**WORK TO COMPLETE:**
Retype everything in the listing, leaving each line exactly as it is.

**DATA RECORDS:**
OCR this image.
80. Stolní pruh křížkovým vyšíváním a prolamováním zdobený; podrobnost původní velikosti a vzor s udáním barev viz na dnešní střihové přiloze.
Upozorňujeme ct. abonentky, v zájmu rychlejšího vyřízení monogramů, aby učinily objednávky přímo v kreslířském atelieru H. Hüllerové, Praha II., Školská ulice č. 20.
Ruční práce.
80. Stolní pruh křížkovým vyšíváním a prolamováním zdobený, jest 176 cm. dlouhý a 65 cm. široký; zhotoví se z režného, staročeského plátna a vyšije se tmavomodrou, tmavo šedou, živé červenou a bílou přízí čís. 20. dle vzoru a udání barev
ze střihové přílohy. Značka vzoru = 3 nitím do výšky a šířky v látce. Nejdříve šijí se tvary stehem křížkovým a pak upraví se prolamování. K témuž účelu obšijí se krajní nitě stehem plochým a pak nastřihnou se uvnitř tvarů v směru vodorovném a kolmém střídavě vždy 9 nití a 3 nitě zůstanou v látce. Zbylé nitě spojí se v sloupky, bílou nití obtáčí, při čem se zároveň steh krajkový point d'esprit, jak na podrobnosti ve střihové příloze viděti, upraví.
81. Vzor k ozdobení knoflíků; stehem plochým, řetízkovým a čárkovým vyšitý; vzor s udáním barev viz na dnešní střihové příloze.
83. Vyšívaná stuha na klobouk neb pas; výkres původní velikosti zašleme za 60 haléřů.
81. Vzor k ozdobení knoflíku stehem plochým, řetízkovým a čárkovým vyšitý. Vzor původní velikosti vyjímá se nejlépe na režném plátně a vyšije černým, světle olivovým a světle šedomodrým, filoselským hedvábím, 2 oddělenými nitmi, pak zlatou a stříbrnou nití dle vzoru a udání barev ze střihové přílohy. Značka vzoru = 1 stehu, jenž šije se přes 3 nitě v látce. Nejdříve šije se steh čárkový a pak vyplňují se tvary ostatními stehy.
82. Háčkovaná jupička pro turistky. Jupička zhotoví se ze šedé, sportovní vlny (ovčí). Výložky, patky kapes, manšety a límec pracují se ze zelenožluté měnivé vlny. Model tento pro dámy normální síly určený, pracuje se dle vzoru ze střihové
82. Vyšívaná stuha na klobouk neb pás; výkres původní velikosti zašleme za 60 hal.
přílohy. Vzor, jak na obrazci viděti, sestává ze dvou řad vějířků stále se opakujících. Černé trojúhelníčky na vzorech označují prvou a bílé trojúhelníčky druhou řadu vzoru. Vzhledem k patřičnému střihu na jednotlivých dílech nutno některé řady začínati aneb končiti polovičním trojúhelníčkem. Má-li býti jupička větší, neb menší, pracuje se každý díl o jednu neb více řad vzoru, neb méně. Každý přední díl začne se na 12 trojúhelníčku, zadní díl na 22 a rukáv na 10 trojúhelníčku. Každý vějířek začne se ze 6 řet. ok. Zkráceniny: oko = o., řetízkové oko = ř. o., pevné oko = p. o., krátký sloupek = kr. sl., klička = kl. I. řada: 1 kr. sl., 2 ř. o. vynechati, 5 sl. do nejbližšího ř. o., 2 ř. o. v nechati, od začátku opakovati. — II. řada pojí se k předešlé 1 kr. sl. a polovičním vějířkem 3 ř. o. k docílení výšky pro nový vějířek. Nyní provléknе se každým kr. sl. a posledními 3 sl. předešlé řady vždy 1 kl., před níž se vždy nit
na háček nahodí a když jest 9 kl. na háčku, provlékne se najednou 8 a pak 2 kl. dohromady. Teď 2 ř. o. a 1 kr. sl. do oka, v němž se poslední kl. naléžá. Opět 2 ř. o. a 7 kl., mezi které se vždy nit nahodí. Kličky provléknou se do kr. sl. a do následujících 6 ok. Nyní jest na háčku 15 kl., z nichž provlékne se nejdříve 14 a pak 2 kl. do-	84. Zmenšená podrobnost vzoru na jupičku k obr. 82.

**SOLUTION TO THE EXERCISE:**
OCR this image.
80. Stolní pruh křížkovým vyšíváním a prolamováním zdobený; podrobnost původní velikosti a vzor s udáním barev viz na dnešní střihové přiloze.
Upozorňujeme ct. abonentky, v zájmu rychlejšího vyřízení monogramů, aby učinily objednávky přímo v kreslířském atelieru H. Hüllerové, Praha II., Školská ulice č. 20.
Ruční práce.
80. Stolní pruh křížkovým vyšíváním a prolamováním zdobený, jest 176 cm. dlouhý a 65 cm. široký; zhotoví se z režného, staročeského plátna a vyšije se tmavomodrou, tmavo šedou, živé červenou a bílou přízí čís. 20. dle vzoru a udání barev
ze střihové přílohy. Značka vzoru = 3 nitím do výšky a šířky v látce. Nejdříve šijí se tvary stehem křížkovým a pak upraví se prolamování. K témuž účelu obšijí se krajní nitě stehem plochým a pak nastřihnou se uvnitř tvarů v směru vodorovném a kolmém střídavě vždy 9 nití a 3 nitě zůstanou v látce. Zbylé nitě spojí se v sloupky, bílou nití obtáčí, při čem se zároveň steh krajkový point d'esprit, jak na podrobnosti ve střihové příloze viděti, upraví.
81. Vzor k ozdobení knoflíků; stehem plochým, řetízkovým a čárkovým vyšitý; vzor s udáním barev viz na dnešní střihové příloze.
83. Vyšívaná stuha na klobouk neb pas; výkres původní velikosti zašleme za 60 haléřů.
81. Vzor k ozdobení knoflíku stehem plochým, řetízkovým a čárkovým vyšitý. Vzor původní velikosti vyjímá se nejlépe na režném plátně a vyšije černým, světle olivovým a světle šedomodrým, filoselským hedvábím, 2 oddělenými nitmi, pak zlatou a stříbrnou nití dle vzoru a udání barev ze střihové přílohy. Značka vzoru = 1 stehu, jenž šije se přes 3 nitě v látce. Nejdříve šije se steh čárkový a pak vyplňují se tvary ostatními stehy.
82. Háčkovaná jupička pro turistky. Jupička zhotoví se ze šedé, sportovní vlny (ovčí). Výložky, patky kapes, manšety a límec pracují se ze zelenožluté měnivé vlny. Model tento pro dámy normální síly určený, pracuje se dle vzoru ze střihové
82. Vyšívaná stuha na klobouk neb pás; výkres původní velikosti zašleme za 60 hal.
přílohy. Vzor, jak na obrazci viděti, sestává ze dvou řad vějířků stále se opakujících. Černé trojúhelníčky na vzorech označují prvou a bílé trojúhelníčky druhou řadu vzoru. Vzhledem k patřičnému střihu na jednotlivých dílech nutno některé řady začínati aneb končiti polovičním trojúhelníčkem. Má-li býti jupička větší, neb menší, pracuje se každý díl o jednu neb více řad vzoru, neb méně. Každý přední díl začne se na 12 trojúhelníčku, zadní díl na 22 a rukáv na 10 trojúhelníčku. Každý vějířek začne se ze 6 řet. ok. Zkráceniny: oko = o., řetízkové oko = ř. o., pevné oko = p. o., krátký sloupek = kr. sl., klička = kl. I. řada: 1 kr. sl., 2 ř. o. vynechati, 5 sl. do nejbližšího ř. o., 2 ř. o. v nechati, od začátku opakovati. — II. řada pojí se k předešlé 1 kr. sl. a polovičním vějířkem 3 ř. o. k docílení výšky pro nový vějířek. Nyní provléknе se každým kr. sl. a posledními 3 sl. předešlé řady vždy 1 kl., před níž se vždy nit
na háček nahodí a když jest 9 kl. na háčku, provlékne se najednou 8 a pak 2 kl. dohromady. Teď 2 ř. o. a 1 kr. sl. do oka, v němž se poslední kl. naléžá. Opět 2 ř. o. a 7 kl., mezi které se vždy nit nahodí. Kličky provléknou se do kr. sl. a do následujících 6 ok. Nyní jest na háčku 15 kl., z nichž provlékne se nejdříve 14 a pak 2 kl. do-	84. Zmenšená podrobnost vzoru na jupičku k obr. 82.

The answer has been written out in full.